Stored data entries
·····

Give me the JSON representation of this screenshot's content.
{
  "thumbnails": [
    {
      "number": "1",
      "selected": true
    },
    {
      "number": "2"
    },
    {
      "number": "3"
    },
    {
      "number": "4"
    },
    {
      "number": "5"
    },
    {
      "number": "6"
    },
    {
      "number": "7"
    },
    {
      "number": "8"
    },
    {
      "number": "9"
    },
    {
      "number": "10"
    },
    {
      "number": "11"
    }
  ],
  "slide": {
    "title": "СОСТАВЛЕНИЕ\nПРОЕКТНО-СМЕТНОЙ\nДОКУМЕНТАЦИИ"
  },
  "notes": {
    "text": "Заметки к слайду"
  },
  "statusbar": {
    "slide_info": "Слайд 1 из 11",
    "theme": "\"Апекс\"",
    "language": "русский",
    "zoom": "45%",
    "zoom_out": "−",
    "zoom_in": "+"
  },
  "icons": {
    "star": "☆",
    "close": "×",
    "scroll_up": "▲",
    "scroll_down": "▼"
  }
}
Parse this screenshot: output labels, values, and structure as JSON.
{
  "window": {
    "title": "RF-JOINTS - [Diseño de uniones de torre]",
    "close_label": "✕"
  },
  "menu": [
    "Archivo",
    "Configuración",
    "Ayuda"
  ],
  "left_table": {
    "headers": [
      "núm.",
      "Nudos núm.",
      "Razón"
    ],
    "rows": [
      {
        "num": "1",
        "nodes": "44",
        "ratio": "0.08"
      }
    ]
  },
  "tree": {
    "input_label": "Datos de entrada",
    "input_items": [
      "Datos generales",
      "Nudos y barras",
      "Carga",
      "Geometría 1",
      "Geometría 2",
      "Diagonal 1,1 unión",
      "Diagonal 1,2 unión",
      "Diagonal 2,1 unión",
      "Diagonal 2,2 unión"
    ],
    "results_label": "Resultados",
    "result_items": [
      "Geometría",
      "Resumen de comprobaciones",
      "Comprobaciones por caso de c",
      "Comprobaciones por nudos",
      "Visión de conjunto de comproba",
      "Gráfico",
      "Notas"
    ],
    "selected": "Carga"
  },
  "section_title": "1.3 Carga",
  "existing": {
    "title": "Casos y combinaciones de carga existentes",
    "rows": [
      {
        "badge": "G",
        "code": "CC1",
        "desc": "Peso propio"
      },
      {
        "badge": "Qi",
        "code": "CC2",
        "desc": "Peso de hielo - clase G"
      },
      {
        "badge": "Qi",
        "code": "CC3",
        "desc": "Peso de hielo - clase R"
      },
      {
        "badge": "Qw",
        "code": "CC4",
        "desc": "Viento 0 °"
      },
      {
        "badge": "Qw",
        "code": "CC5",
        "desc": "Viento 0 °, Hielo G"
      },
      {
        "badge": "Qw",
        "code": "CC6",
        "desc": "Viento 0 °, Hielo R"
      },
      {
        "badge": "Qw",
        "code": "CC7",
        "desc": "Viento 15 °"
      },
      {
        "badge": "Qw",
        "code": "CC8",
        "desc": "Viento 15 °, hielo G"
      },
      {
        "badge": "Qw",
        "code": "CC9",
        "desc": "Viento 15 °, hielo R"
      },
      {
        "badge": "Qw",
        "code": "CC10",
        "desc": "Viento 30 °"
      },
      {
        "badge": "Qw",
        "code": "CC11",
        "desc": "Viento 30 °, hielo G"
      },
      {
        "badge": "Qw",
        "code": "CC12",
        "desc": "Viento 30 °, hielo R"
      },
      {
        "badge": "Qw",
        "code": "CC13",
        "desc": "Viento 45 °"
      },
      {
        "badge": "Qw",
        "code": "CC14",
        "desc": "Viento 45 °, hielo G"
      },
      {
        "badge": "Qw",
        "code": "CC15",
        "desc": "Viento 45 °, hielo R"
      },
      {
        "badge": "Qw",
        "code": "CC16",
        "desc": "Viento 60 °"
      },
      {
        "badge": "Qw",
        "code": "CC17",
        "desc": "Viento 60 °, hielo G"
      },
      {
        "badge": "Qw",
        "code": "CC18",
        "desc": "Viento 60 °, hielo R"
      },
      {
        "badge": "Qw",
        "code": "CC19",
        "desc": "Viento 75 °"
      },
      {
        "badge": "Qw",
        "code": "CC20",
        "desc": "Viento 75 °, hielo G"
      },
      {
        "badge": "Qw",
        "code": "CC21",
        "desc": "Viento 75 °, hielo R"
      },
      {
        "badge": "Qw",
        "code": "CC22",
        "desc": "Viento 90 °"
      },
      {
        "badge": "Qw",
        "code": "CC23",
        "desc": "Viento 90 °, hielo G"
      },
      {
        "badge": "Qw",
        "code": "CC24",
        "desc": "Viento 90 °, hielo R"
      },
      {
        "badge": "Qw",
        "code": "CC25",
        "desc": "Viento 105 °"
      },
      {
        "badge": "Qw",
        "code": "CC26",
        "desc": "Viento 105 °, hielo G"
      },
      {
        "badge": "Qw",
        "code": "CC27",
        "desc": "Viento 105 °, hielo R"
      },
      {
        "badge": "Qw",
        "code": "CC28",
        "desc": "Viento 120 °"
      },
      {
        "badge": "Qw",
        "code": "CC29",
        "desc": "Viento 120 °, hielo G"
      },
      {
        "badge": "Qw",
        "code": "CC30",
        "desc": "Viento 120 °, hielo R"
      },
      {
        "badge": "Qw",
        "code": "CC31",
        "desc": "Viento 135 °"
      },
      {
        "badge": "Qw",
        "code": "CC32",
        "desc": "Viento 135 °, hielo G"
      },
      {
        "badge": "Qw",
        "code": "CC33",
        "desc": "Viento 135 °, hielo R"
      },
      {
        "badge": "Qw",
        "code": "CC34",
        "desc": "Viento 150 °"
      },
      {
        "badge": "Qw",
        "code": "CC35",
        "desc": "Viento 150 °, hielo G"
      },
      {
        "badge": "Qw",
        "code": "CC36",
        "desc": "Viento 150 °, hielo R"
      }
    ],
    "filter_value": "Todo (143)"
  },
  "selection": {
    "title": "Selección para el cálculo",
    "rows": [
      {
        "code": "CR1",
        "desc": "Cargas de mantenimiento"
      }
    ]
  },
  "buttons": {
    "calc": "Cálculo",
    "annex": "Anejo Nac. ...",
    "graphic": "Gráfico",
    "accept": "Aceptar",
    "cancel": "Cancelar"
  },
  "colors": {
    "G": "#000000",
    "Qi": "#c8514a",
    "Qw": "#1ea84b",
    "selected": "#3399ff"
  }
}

·····

Return all the data exactly as given.

FULL RESPONSE:
Give me the JSON representation of this screenshot's content.
{
  "thumbnails": [
    {
      "number": "1",
      "selected": true
    },
    {
      "number": "2"
    },
    {
      "number": "3"
    },
    {
      "number": "4"
    },
    {
      "number": "5"
    },
    {
      "number": "6"
    },
    {
      "number": "7"
    },
    {
      "number": "8"
    },
    {
      "number": "9"
    },
    {
      "number": "10"
    },
    {
      "number": "11"
    }
  ],
  "slide": {
    "title": "СОСТАВЛЕНИЕ\nПРОЕКТНО-СМЕТНОЙ\nДОКУМЕНТАЦИИ"
  },
  "notes": {
    "text": "Заметки к слайду"
  },
  "statusbar": {
    "slide_info": "Слайд 1 из 11",
    "theme": "\"Апекс\"",
    "language": "русский",
    "zoom": "45%",
    "zoom_out": "−",
    "zoom_in": "+"
  },
  "icons": {
    "star": "☆",
    "close": "×",
    "scroll_up": "▲",
    "scroll_down": "▼"
  }
}
Parse this screenshot: output labels, values, and structure as JSON.
{
  "window": {
    "title": "RF-JOINTS - [Diseño de uniones de torre]",
    "close_label": "✕"
  },
  "menu": [
    "Archivo",
    "Configuración",
    "Ayuda"
  ],
  "left_table": {
    "headers": [
      "núm.",
      "Nudos núm.",
      "Razón"
    ],
    "rows": [
      {
        "num": "1",
        "nodes": "44",
        "ratio": "0.08"
      }
    ]
  },
  "tree": {
    "input_label": "Datos de entrada",
    "input_items": [
      "Datos generales",
      "Nudos y barras",
      "Carga",
      "Geometría 1",
      "Geometría 2",
      "Diagonal 1,1 unión",
      "Diagonal 1,2 unión",
      "Diagonal 2,1 unión",
      "Diagonal 2,2 unión"
    ],
    "results_label": "Resultados",
    "result_items": [
      "Geometría",
      "Resumen de comprobaciones",
      "Comprobaciones por caso de c",
      "Comprobaciones por nudos",
      "Visión de conjunto de comproba",
      "Gráfico",
      "Notas"
    ],
    "selected": "Carga"
  },
  "section_title": "1.3 Carga",
  "existing": {
    "title": "Casos y combinaciones de carga existentes",
    "rows": [
      {
        "badge": "G",
        "code": "CC1",
        "desc": "Peso propio"
      },
      {
        "badge": "Qi",
        "code": "CC2",
        "desc": "Peso de hielo - clase G"
      },
      {
        "badge": "Qi",
        "code": "CC3",
        "desc": "Peso de hielo - clase R"
      },
      {
        "badge": "Qw",
        "code": "CC4",
        "desc": "Viento 0 °"
      },
      {
        "badge": "Qw",
        "code": "CC5",
        "desc": "Viento 0 °, Hielo G"
      },
      {
        "badge": "Qw",
        "code": "CC6",
        "desc": "Viento 0 °, Hielo R"
      },
      {
        "badge": "Qw",
        "code": "CC7",
        "desc": "Viento 15 °"
      },
      {
        "badge": "Qw",
        "code": "CC8",
        "desc": "Viento 15 °, hielo G"
      },
      {
        "badge": "Qw",
        "code": "CC9",
        "desc": "Viento 15 °, hielo R"
      },
      {
        "badge": "Qw",
        "code": "CC10",
        "desc": "Viento 30 °"
      },
      {
        "badge": "Qw",
        "code": "CC11",
        "desc": "Viento 30 °, hielo G"
      },
      {
        "badge": "Qw",
        "code": "CC12",
        "desc": "Viento 30 °, hielo R"
      },
      {
        "badge": "Qw",
        "code": "CC13",
        "desc": "Viento 45 °"
      },
      {
        "badge": "Qw",
        "code": "CC14",
        "desc": "Viento 45 °, hielo G"
      },
      {
        "badge": "Qw",
        "code": "CC15",
        "desc": "Viento 45 °, hielo R"
      },
      {
        "badge": "Qw",
        "code": "CC16",
        "desc": "Viento 60 °"
      },
      {
        "badge": "Qw",
        "code": "CC17",
        "desc": "Viento 60 °, hielo G"
      },
      {
        "badge": "Qw",
        "code": "CC18",
        "desc": "Viento 60 °, hielo R"
      },
      {
        "badge": "Qw",
        "code": "CC19",
        "desc": "Viento 75 °"
      },
      {
        "badge": "Qw",
        "code": "CC20",
        "desc": "Viento 75 °, hielo G"
      },
      {
        "badge": "Qw",
        "code": "CC21",
        "desc": "Viento 75 °, hielo R"
      },
      {
        "badge": "Qw",
        "code": "CC22",
        "desc": "Viento 90 °"
      },
      {
        "badge": "Qw",
        "code": "CC23",
        "desc": "Viento 90 °, hielo G"
      },
      {
        "badge": "Qw",
        "code": "CC24",
        "desc": "Viento 90 °, hielo R"
      },
      {
        "badge": "Qw",
        "code": "CC25",
        "desc": "Viento 105 °"
      },
      {
        "badge": "Qw",
        "code": "CC26",
        "desc": "Viento 105 °, hielo G"
      },
      {
        "badge": "Qw",
        "code": "CC27",
        "desc": "Viento 105 °, hielo R"
      },
      {
        "badge": "Qw",
        "code": "CC28",
        "desc": "Viento 120 °"
      },
      {
        "badge": "Qw",
        "code": "CC29",
        "desc": "Viento 120 °, hielo G"
      },
      {
        "badge": "Qw",
        "code": "CC30",
        "desc": "Viento 120 °, hielo R"
      },
      {
        "badge": "Qw",
        "code": "CC31",
        "desc": "Viento 135 °"
      },
      {
        "badge": "Qw",
        "code": "CC32",
        "desc": "Viento 135 °, hielo G"
      },
      {
        "badge": "Qw",
        "code": "CC33",
        "desc": "Viento 135 °, hielo R"
      },
      {
        "badge": "Qw",
        "code": "CC34",
        "desc": "Viento 150 °"
      },
      {
        "badge": "Qw",
        "code": "CC35",
        "desc": "Viento 150 °, hielo G"
      },
      {
        "badge": "Qw",
        "code": "CC36",
        "desc": "Viento 150 °, hielo R"
      }
    ],
    "filter_value": "Todo (143)"
  },
  "selection": {
    "title": "Selección para el cálculo",
    "rows": [
      {
        "code": "CR1",
        "desc": "Cargas de mantenimiento"
      }
    ]
  },
  "buttons": {
    "calc": "Cálculo",
    "annex": "Anejo Nac. ...",
    "graphic": "Gráfico",
    "accept": "Aceptar",
    "cancel": "Cancelar"
  },
  "colors": {
    "G": "#000000",
    "Qi": "#c8514a",
    "Qw": "#1ea84b",
    "selected": "#3399ff"
  }
}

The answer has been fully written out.